DATASET ROWS:
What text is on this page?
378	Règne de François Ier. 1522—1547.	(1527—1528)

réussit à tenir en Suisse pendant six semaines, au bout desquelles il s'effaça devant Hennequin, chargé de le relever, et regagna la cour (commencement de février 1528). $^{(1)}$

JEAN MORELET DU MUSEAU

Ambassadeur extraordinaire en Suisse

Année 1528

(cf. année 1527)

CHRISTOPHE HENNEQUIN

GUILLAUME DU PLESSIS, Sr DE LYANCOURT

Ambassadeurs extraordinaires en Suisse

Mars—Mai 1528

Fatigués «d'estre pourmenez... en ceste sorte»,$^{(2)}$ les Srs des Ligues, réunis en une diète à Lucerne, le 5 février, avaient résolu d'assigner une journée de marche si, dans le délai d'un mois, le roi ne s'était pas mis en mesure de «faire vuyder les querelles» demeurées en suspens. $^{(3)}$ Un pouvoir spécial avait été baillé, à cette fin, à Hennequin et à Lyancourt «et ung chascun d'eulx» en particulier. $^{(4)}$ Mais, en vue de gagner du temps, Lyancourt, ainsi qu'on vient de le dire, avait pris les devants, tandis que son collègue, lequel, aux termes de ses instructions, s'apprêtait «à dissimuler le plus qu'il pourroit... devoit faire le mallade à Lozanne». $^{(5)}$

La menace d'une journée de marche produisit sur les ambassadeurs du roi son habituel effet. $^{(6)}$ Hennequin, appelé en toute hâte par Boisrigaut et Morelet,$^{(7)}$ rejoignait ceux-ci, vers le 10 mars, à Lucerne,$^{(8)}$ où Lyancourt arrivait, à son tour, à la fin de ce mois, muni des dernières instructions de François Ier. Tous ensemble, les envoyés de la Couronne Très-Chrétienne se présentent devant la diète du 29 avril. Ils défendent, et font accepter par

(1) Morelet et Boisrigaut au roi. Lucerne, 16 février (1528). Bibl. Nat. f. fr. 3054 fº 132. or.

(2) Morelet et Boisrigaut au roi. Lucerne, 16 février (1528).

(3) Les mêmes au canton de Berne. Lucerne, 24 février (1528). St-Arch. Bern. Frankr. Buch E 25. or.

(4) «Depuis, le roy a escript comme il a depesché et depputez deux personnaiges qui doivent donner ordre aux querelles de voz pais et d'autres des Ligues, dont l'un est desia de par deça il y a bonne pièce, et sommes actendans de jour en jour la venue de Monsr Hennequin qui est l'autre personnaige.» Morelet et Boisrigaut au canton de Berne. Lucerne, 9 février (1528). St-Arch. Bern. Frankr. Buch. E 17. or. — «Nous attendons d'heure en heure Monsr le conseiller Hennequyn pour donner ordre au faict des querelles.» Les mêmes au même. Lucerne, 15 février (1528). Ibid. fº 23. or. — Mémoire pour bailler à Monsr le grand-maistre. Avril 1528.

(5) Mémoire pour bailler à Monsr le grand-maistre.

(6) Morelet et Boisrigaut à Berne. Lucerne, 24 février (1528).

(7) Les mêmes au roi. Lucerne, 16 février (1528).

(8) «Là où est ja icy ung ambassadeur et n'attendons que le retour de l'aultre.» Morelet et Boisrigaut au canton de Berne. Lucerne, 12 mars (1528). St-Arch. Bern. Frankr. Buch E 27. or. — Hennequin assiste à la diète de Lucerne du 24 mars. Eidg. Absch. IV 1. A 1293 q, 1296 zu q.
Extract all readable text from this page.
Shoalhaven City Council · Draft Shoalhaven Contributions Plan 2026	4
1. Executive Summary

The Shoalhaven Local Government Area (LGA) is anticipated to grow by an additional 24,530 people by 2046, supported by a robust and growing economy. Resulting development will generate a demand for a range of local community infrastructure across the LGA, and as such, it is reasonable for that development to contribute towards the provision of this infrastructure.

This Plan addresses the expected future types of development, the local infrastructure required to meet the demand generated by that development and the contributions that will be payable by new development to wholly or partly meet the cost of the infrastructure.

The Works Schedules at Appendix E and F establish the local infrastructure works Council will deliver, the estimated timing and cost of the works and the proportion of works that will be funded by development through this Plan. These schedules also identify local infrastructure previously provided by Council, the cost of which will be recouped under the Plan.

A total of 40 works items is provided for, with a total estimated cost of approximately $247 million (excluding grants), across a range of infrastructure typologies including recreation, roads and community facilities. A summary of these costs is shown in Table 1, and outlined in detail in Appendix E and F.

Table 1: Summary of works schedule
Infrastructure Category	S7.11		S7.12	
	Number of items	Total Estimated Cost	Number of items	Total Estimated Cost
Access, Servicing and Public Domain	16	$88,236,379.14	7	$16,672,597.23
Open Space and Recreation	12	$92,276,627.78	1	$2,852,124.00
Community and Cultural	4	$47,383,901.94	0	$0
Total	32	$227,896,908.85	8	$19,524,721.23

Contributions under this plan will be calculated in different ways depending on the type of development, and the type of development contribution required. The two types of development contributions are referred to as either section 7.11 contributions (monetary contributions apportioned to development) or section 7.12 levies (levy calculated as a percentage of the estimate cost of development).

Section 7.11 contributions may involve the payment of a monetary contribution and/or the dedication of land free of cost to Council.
* * *
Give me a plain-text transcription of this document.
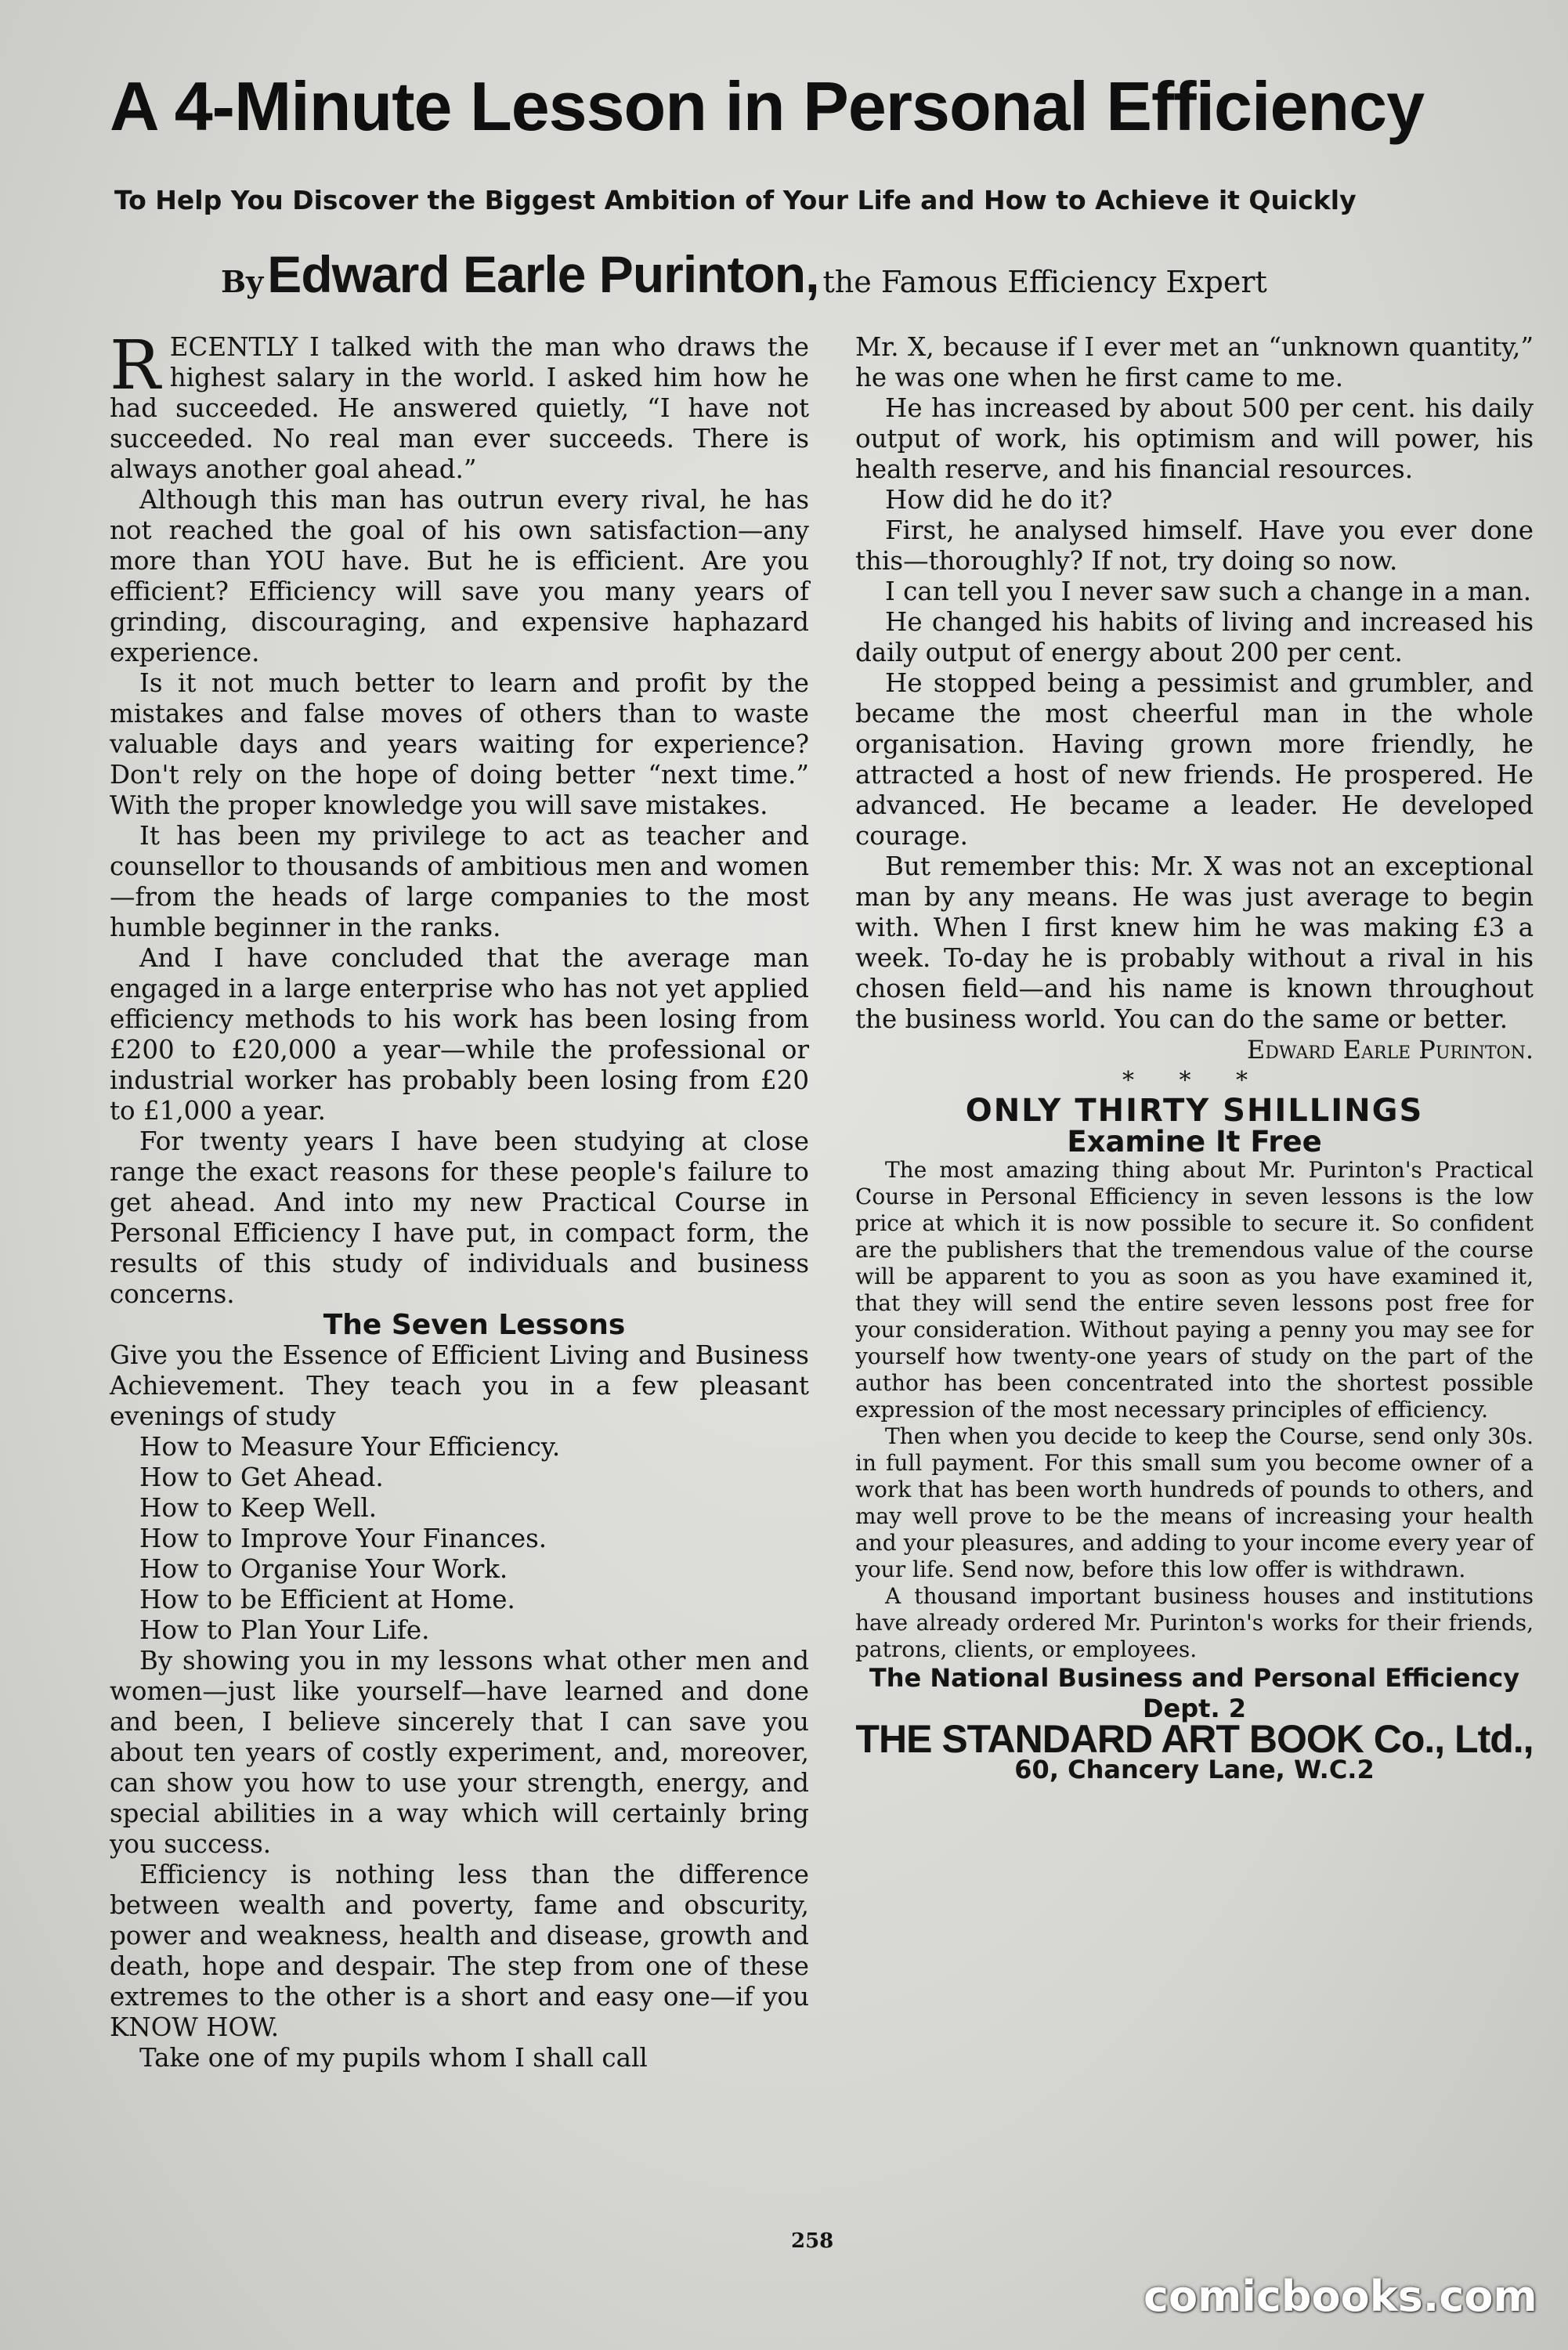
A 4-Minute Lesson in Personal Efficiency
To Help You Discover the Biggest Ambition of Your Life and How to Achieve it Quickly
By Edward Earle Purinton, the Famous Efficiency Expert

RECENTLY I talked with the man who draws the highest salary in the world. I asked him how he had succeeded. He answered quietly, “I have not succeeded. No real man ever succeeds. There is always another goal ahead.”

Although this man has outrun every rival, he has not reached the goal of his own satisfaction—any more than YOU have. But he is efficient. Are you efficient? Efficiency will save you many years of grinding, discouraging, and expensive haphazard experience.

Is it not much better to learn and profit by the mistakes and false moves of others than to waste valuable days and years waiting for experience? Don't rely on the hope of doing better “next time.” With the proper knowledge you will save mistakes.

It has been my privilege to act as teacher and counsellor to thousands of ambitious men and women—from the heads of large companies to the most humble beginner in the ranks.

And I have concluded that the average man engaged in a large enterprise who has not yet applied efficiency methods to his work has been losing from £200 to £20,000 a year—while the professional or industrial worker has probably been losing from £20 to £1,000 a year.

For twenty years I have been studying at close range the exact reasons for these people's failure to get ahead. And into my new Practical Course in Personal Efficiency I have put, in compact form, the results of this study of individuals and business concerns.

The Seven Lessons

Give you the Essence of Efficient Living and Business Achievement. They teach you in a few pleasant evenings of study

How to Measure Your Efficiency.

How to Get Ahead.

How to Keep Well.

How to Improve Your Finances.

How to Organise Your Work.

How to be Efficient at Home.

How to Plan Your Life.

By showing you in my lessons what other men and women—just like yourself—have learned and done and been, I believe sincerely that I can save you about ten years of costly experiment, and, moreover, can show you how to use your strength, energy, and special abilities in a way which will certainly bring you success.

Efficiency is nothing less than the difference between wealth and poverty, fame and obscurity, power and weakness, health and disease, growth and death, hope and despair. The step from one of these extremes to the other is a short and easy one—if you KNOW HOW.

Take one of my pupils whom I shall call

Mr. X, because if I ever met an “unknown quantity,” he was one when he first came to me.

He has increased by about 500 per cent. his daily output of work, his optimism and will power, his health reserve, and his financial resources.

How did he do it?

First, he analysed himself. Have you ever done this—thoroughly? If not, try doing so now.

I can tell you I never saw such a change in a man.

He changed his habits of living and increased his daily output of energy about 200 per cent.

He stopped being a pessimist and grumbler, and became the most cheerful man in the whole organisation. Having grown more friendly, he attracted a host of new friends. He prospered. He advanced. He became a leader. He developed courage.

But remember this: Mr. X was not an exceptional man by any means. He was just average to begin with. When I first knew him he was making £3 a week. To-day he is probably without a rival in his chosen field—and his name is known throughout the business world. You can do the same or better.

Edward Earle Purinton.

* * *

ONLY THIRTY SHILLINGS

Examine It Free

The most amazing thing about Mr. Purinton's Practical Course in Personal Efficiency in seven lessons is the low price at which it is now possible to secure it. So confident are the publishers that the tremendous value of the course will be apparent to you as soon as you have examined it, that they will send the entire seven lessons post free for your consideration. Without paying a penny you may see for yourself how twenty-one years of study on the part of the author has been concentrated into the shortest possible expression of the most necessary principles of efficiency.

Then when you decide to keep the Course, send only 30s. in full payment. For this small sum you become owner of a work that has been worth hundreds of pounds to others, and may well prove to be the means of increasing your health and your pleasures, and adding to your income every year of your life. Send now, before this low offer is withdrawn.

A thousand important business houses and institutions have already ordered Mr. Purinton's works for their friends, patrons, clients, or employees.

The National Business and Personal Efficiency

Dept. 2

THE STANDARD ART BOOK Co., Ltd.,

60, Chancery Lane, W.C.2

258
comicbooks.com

GOAL: Pull out all lines in the data above that include "grand".

FULL SOLUTION:
(4) «Depuis, le roy a escript comme il a depesché et depputez deux personnaiges qui doivent donner ordre aux querelles de voz pais et d'autres des Ligues, dont l'un est desia de par deça il y a bonne pièce, et sommes actendans de jour en jour la venue de Monsr Hennequin qui est l'autre personnaige.» Morelet et Boisrigaut au canton de Berne. Lucerne, 9 février (1528). St-Arch. Bern. Frankr. Buch. E 17. or. — «Nous attendons d'heure en heure Monsr le conseiller Hennequyn pour donner ordre au faict des querelles.» Les mêmes au même. Lucerne, 15 février (1528). Ibid. fº 23. or. — Mémoire pour bailler à Monsr le grand-maistre. Avril 1528.
(5) Mémoire pour bailler à Monsr le grand-maistre.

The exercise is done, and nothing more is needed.